[Data entries]
+--

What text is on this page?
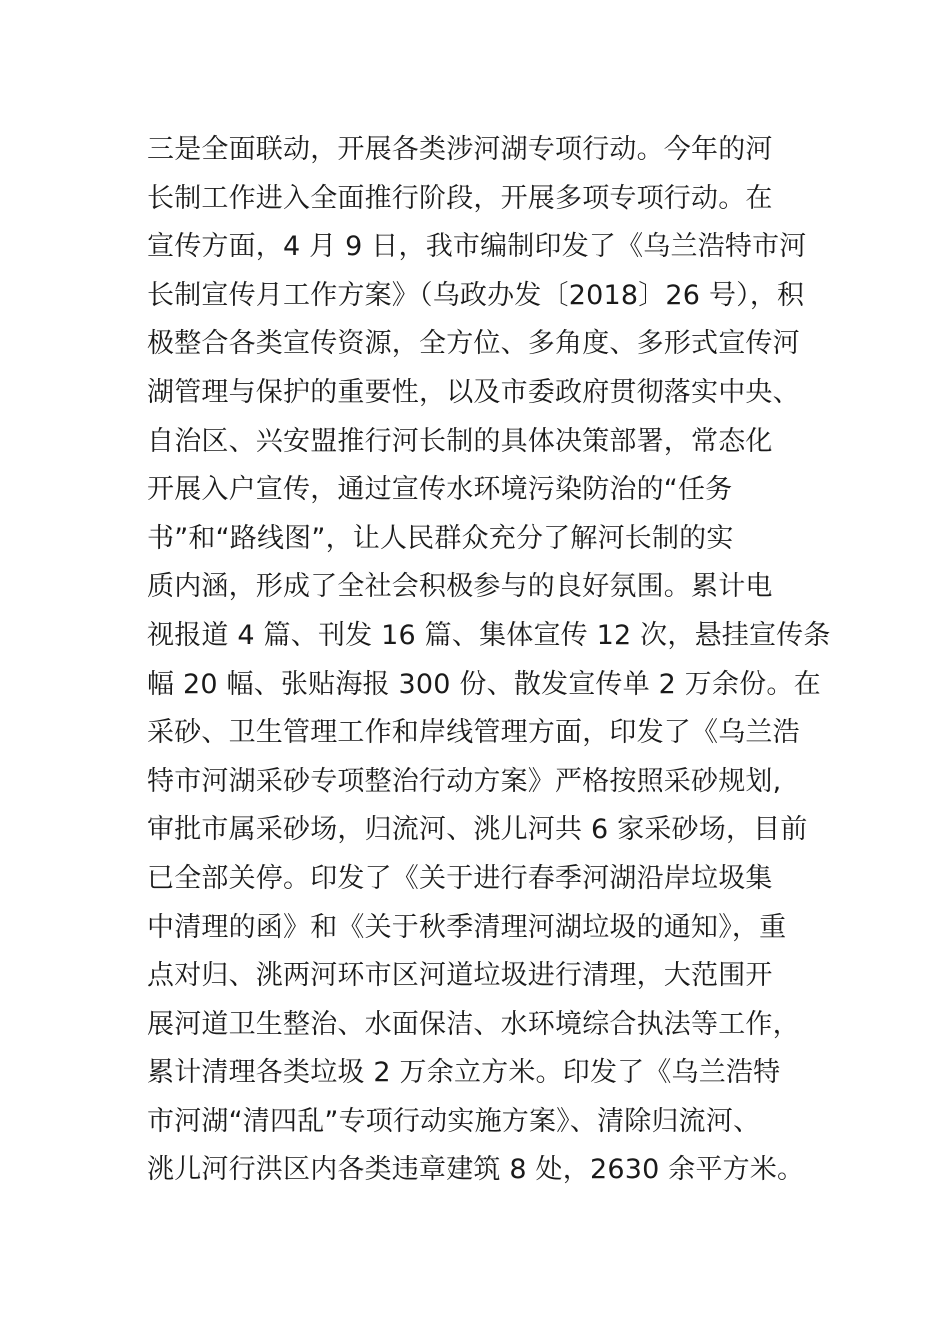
三是全面联动，开展各类涉河湖专项行动。今年的河
长制工作进入全面推行阶段，开展多项专项行动。在
宣传方面，4 月 9 日，我市编制印发了《乌兰浩特市河
长制宣传月工作方案》（乌政办发〔2018〕26 号），积
极整合各类宣传资源，全方位、多角度、多形式宣传河
湖管理与保护的重要性，以及市委政府贯彻落实中央、
自治区、兴安盟推行河长制的具体决策部署，常态化
开展入户宣传，通过宣传水环境污染防治的“任务
书”和“路线图”，让人民群众充分了解河长制的实
质内涵，形成了全社会积极参与的良好氛围。累计电
视报道 4 篇、刊发 16 篇、集体宣传 12 次，悬挂宣传条
幅 20 幅、张贴海报 300 份、散发宣传单 2 万余份。在
采砂、卫生管理工作和岸线管理方面，印发了《乌兰浩
特市河湖采砂专项整治行动方案》严格按照采砂规划,
审批市属采砂场，归流河、洮儿河共 6 家采砂场，目前
已全部关停。印发了《关于进行春季河湖沿岸垃圾集
中清理的函》和《关于秋季清理河湖垃圾的通知》，重
点对归、洮两河环市区河道垃圾进行清理，大范围开
展河道卫生整治、水面保洁、水环境综合执法等工作，
累计清理各类垃圾 2 万余立方米。印发了《乌兰浩特
市河湖“清四乱”专项行动实施方案》、清除归流河、
洮儿河行洪区内各类违章建筑 8 处，2630 余平方米。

+--

■ Written problem
Every entry above needs to be retyped exactly; drop the pictures.

■ Answer
What text is on this page?
三是全面联动，开展各类涉河湖专项行动。今年的河
长制工作进入全面推行阶段，开展多项专项行动。在
宣传方面，4 月 9 日，我市编制印发了《乌兰浩特市河
长制宣传月工作方案》（乌政办发〔2018〕26 号），积
极整合各类宣传资源，全方位、多角度、多形式宣传河
湖管理与保护的重要性，以及市委政府贯彻落实中央、
自治区、兴安盟推行河长制的具体决策部署，常态化
开展入户宣传，通过宣传水环境污染防治的“任务
书”和“路线图”，让人民群众充分了解河长制的实
质内涵，形成了全社会积极参与的良好氛围。累计电
视报道 4 篇、刊发 16 篇、集体宣传 12 次，悬挂宣传条
幅 20 幅、张贴海报 300 份、散发宣传单 2 万余份。在
采砂、卫生管理工作和岸线管理方面，印发了《乌兰浩
特市河湖采砂专项整治行动方案》严格按照采砂规划,
审批市属采砂场，归流河、洮儿河共 6 家采砂场，目前
已全部关停。印发了《关于进行春季河湖沿岸垃圾集
中清理的函》和《关于秋季清理河湖垃圾的通知》，重
点对归、洮两河环市区河道垃圾进行清理，大范围开
展河道卫生整治、水面保洁、水环境综合执法等工作，
累计清理各类垃圾 2 万余立方米。印发了《乌兰浩特
市河湖“清四乱”专项行动实施方案》、清除归流河、
洮儿河行洪区内各类违章建筑 8 处，2630 余平方米。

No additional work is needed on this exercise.